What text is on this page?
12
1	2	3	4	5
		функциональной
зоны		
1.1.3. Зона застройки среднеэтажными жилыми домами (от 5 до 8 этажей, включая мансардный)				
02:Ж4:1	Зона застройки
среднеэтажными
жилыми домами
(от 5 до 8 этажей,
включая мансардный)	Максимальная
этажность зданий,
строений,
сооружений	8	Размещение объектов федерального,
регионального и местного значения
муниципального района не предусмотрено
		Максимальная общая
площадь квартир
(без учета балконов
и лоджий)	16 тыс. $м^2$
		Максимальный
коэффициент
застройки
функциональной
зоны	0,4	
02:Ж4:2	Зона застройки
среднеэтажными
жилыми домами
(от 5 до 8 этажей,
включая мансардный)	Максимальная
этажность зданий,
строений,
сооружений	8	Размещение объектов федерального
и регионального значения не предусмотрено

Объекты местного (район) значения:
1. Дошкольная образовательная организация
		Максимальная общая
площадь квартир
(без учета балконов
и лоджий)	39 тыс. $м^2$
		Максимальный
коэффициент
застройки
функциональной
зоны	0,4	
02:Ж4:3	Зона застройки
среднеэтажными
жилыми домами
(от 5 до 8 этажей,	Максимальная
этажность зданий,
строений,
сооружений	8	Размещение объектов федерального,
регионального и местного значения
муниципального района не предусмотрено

+ + + + +

Repeat all the entries exactly as given.

Output below »
What text is on this page?
12
1	2	3	4	5
		функциональной
зоны		
1.1.3. Зона застройки среднеэтажными жилыми домами (от 5 до 8 этажей, включая мансардный)				
02:Ж4:1	Зона застройки
среднеэтажными
жилыми домами
(от 5 до 8 этажей,
включая мансардный)	Максимальная
этажность зданий,
строений,
сооружений	8	Размещение объектов федерального,
регионального и местного значения
муниципального района не предусмотрено
		Максимальная общая
площадь квартир
(без учета балконов
и лоджий)	16 тыс. $м^2$
		Максимальный
коэффициент
застройки
функциональной
зоны	0,4	
02:Ж4:2	Зона застройки
среднеэтажными
жилыми домами
(от 5 до 8 этажей,
включая мансардный)	Максимальная
этажность зданий,
строений,
сооружений	8	Размещение объектов федерального
и регионального значения не предусмотрено

Объекты местного (район) значения:
1. Дошкольная образовательная организация
		Максимальная общая
площадь квартир
(без учета балконов
и лоджий)	39 тыс. $м^2$
		Максимальный
коэффициент
застройки
функциональной
зоны	0,4	
02:Ж4:3	Зона застройки
среднеэтажными
жилыми домами
(от 5 до 8 этажей,	Максимальная
этажность зданий,
строений,
сооружений	8	Размещение объектов федерального,
регионального и местного значения
муниципального района не предусмотрено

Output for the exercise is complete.